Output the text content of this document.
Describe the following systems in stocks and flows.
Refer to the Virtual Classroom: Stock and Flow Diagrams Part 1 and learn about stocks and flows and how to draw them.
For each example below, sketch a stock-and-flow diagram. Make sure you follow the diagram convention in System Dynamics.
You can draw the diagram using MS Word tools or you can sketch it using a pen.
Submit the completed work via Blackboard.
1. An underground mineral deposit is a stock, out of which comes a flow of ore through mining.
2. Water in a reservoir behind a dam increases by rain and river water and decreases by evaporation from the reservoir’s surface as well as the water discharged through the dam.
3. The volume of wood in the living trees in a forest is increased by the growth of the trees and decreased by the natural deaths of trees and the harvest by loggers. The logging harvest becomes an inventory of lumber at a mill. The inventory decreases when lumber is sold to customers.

* * *

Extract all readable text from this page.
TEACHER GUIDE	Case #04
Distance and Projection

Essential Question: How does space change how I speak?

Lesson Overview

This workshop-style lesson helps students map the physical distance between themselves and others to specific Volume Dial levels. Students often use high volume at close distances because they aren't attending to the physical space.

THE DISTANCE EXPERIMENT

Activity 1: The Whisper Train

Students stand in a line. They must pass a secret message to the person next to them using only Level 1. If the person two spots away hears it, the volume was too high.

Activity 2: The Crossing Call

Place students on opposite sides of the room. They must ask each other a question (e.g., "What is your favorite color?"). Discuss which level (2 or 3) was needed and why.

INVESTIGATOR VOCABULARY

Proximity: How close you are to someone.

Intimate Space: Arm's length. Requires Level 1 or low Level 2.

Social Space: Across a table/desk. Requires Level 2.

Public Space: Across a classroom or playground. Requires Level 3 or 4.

- TASK STATEMENT: Isolate each line of the listing above that includes "through". Copy it.

- RESPONSE TO THE EXERCISE:
1. An underground mineral deposit is a stock, out of which comes a flow of ore through mining.
2. Water in a reservoir behind a dam increases by rain and river water and decreases by evaporation from the reservoir’s surface as well as the water discharged through the dam.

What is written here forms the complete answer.